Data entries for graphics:

*** Begin section ***

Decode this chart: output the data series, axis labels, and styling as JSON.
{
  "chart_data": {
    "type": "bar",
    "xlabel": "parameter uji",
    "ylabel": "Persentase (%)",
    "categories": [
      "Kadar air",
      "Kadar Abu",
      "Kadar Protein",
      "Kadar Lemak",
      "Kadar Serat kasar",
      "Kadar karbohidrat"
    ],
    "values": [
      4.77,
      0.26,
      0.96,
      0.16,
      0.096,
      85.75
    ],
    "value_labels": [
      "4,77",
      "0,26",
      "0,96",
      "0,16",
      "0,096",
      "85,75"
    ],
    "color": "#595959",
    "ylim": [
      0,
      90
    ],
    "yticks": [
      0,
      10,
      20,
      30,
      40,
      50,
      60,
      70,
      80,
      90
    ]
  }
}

*** End section ***
*** Begin section ***

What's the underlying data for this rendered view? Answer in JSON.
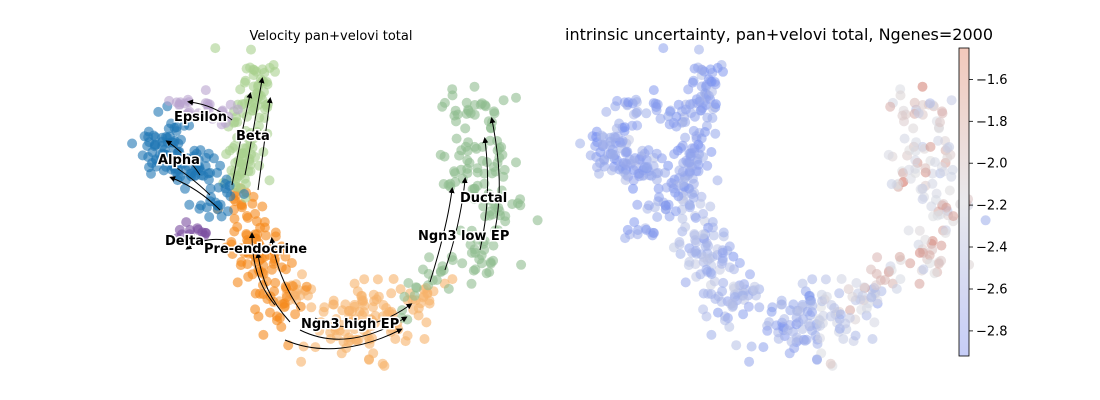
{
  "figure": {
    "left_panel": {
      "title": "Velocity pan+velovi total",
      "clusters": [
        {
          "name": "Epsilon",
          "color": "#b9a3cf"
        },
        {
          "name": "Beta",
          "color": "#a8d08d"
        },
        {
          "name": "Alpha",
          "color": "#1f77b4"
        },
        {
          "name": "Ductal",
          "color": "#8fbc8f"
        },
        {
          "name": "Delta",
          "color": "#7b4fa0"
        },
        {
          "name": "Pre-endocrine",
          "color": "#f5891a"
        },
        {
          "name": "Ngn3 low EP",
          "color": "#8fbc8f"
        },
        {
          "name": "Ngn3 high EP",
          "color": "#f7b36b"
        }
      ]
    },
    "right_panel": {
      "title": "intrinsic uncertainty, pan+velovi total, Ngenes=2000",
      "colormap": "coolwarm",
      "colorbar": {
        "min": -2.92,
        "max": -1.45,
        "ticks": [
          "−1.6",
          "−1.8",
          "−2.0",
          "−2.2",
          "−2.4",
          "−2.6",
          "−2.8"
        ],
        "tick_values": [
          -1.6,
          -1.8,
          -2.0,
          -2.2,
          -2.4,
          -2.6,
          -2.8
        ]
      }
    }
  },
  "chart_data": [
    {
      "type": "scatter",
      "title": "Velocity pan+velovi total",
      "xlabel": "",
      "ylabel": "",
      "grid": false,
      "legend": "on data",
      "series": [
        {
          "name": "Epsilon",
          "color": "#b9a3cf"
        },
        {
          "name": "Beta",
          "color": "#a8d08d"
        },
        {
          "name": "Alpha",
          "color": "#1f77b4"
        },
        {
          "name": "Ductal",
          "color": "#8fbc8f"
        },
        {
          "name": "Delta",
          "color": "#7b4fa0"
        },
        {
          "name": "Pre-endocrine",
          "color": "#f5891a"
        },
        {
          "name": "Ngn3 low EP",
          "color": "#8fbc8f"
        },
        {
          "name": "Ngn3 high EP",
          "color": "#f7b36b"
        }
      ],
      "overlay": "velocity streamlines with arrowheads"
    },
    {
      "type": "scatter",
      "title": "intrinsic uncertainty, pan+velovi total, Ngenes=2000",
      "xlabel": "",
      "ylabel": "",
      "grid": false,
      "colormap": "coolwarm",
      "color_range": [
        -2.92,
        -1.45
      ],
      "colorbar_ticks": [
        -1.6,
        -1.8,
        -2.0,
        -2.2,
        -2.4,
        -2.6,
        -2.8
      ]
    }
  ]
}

*** End section ***
*** Begin section ***

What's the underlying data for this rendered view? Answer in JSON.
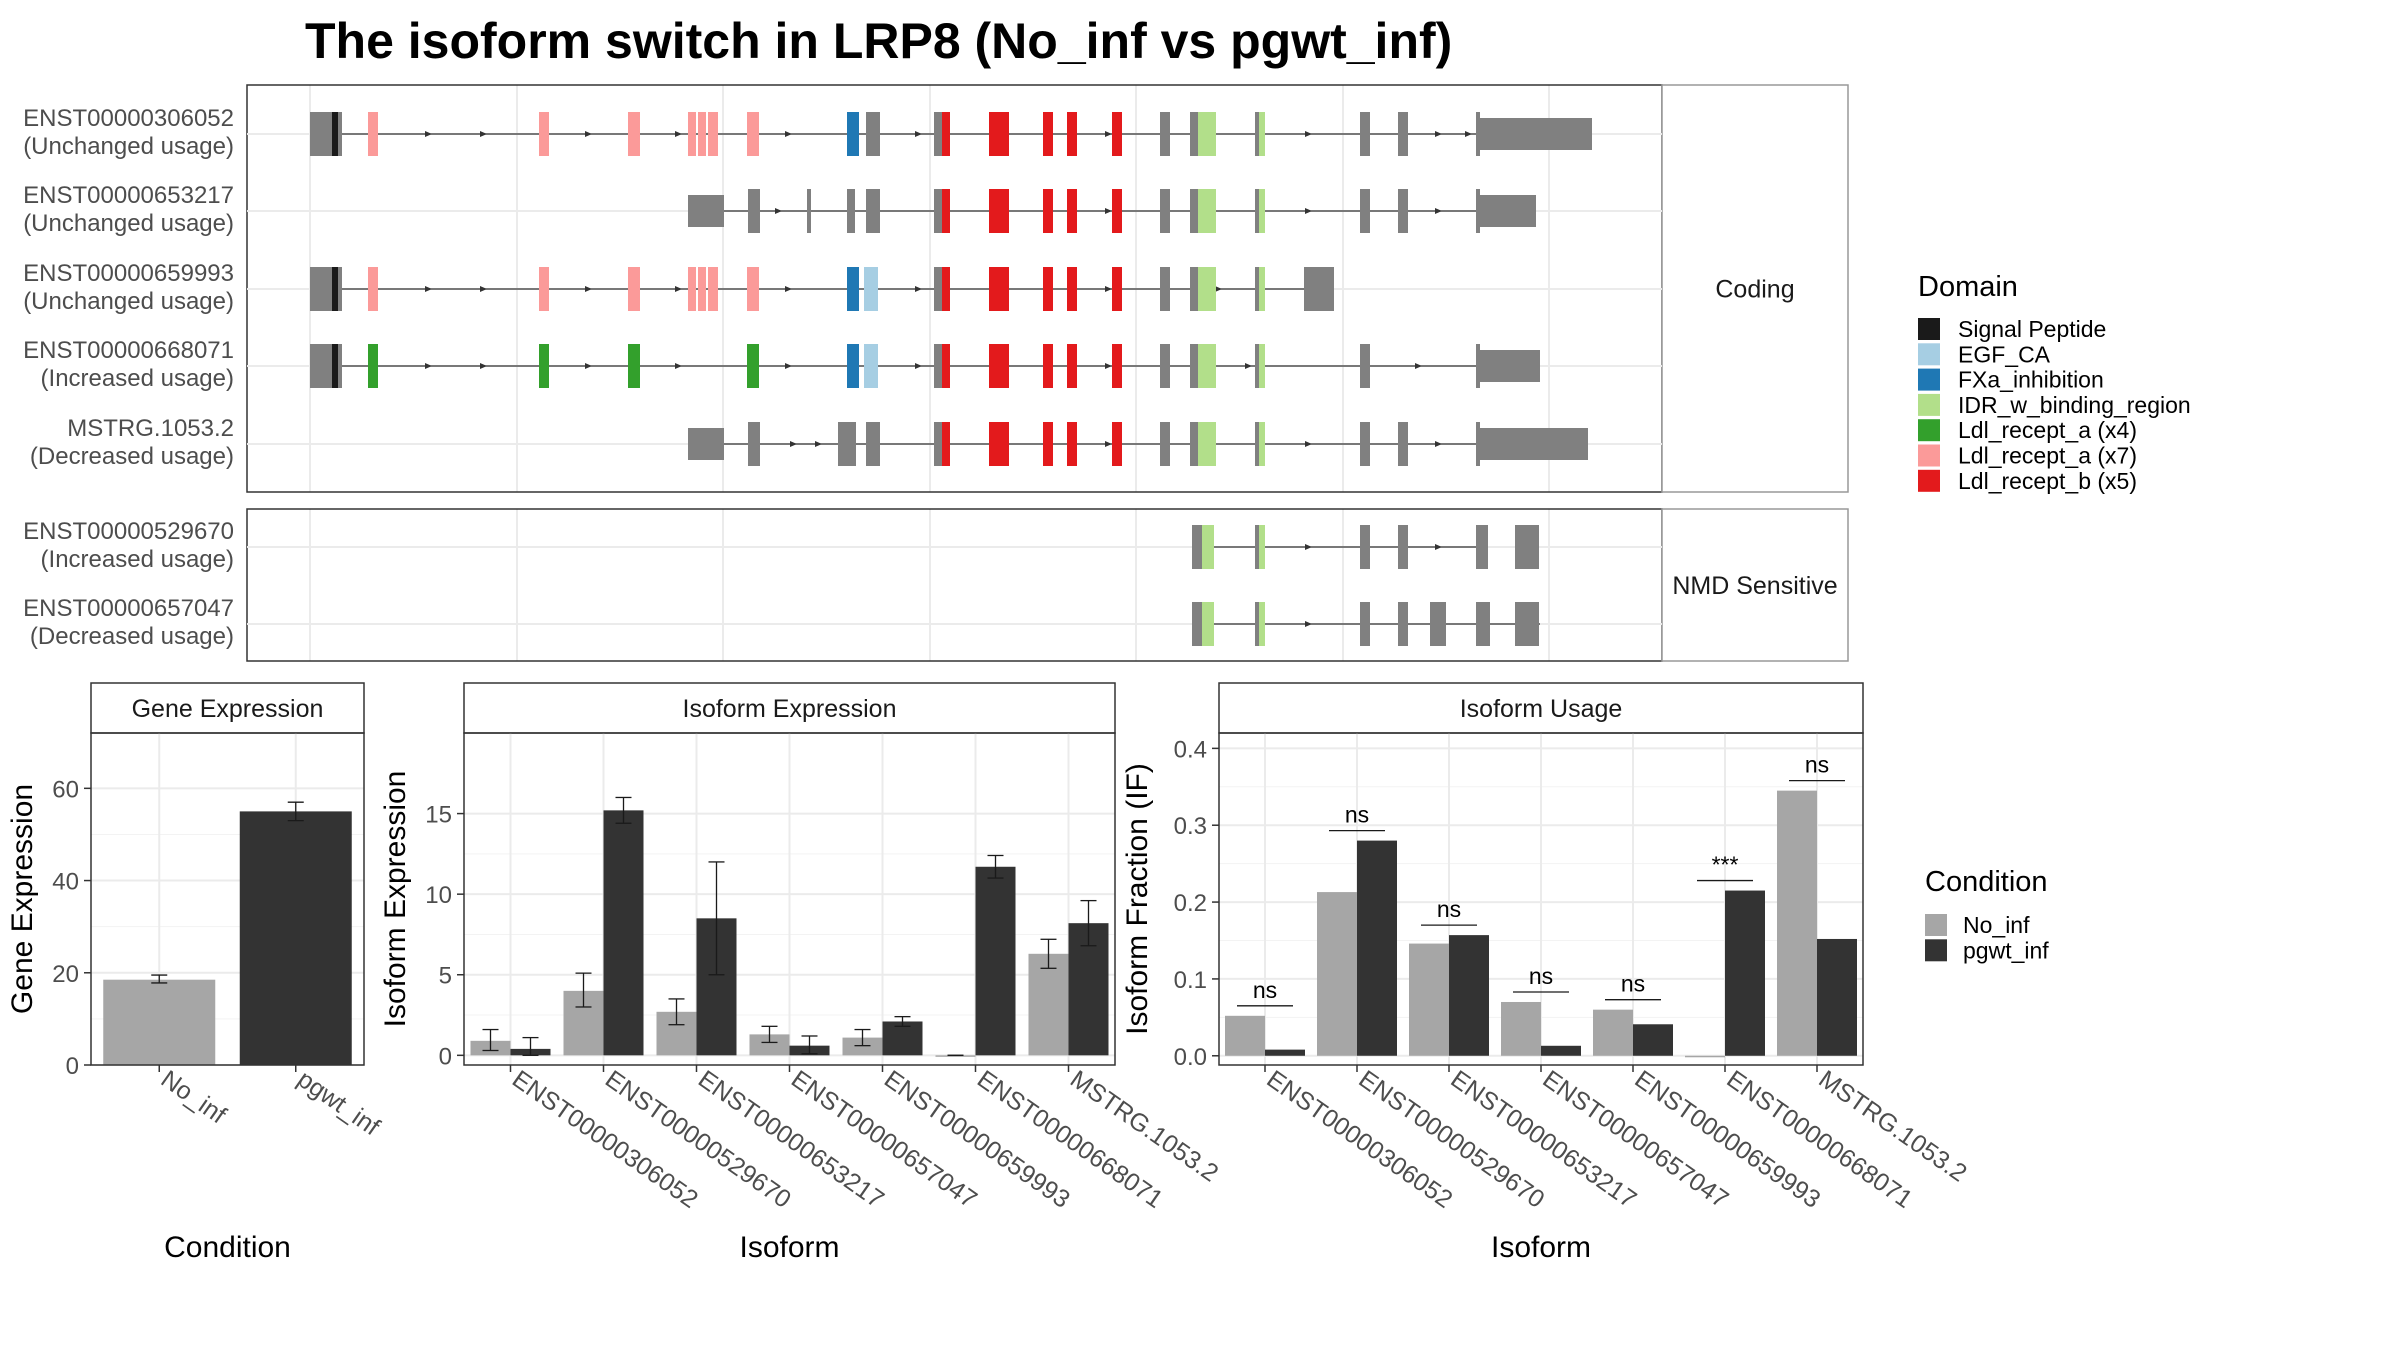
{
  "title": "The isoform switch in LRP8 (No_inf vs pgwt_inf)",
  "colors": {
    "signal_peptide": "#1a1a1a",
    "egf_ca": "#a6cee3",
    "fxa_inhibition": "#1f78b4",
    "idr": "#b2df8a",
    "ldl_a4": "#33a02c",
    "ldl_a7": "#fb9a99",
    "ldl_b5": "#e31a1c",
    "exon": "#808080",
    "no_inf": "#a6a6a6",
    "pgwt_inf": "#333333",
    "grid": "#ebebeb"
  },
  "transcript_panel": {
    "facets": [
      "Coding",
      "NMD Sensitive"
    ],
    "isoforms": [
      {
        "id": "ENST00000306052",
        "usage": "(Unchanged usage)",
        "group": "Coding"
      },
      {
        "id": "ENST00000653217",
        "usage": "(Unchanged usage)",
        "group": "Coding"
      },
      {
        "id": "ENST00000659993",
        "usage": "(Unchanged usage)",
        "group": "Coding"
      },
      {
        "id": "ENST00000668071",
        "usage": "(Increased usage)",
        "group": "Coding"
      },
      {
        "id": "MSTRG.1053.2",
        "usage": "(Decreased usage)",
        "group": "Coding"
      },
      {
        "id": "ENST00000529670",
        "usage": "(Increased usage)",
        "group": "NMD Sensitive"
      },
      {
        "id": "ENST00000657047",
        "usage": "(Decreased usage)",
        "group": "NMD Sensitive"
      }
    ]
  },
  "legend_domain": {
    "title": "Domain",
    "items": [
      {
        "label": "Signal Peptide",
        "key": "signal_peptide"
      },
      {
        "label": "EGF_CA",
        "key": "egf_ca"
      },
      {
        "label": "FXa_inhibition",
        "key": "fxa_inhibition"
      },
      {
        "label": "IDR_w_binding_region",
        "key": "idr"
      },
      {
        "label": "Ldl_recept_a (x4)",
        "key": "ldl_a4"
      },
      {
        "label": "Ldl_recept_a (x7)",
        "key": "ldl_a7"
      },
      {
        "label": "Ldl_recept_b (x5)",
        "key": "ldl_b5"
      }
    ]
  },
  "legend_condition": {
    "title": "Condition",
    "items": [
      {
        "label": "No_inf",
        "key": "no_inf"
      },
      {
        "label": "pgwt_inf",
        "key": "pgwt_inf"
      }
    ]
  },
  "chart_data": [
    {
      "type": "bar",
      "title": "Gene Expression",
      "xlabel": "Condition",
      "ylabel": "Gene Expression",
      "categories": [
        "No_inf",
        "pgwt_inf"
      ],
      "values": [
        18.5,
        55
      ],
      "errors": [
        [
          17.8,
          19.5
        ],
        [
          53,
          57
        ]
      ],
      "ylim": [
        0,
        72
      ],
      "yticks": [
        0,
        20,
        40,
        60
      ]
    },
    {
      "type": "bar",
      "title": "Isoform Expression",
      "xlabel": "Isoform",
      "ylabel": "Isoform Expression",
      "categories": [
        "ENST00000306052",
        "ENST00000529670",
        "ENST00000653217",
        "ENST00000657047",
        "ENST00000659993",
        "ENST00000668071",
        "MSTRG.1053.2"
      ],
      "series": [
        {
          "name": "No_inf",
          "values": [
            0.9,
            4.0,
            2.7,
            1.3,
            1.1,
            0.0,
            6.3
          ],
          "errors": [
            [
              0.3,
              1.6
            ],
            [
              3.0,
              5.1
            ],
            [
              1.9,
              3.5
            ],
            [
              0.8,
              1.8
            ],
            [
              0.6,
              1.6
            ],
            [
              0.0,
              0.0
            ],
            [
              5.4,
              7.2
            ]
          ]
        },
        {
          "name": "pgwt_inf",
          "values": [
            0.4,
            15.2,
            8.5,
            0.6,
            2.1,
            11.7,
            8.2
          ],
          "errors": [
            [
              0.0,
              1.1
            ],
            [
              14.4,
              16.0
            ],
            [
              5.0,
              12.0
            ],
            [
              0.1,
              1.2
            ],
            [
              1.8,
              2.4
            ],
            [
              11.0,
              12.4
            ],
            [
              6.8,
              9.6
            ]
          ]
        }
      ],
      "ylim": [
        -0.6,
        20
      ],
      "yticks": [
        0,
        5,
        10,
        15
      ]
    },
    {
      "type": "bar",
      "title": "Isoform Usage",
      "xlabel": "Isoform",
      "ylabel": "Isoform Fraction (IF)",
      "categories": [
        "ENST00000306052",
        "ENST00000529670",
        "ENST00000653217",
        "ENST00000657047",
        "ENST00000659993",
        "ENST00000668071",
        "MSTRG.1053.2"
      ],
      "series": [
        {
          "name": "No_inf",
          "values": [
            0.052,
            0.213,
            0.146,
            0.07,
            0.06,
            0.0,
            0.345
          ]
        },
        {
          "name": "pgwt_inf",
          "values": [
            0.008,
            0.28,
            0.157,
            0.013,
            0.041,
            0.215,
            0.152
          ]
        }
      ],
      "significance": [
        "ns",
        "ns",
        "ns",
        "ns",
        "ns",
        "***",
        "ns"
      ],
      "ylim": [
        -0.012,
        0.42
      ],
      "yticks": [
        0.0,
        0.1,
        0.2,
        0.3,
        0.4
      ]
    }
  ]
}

*** End section ***

WHAT YOU ARE ASKED TO DO: Look over the entries above. Copy every line that contains the word "ylabel".

RESPONSE:
    "ylabel": "Persentase (%)",
      "ylabel": "",
      "ylabel": "",
      "ylabel": "Gene Expression",
      "ylabel": "Isoform Expression",
      "ylabel": "Isoform Fraction (IF)",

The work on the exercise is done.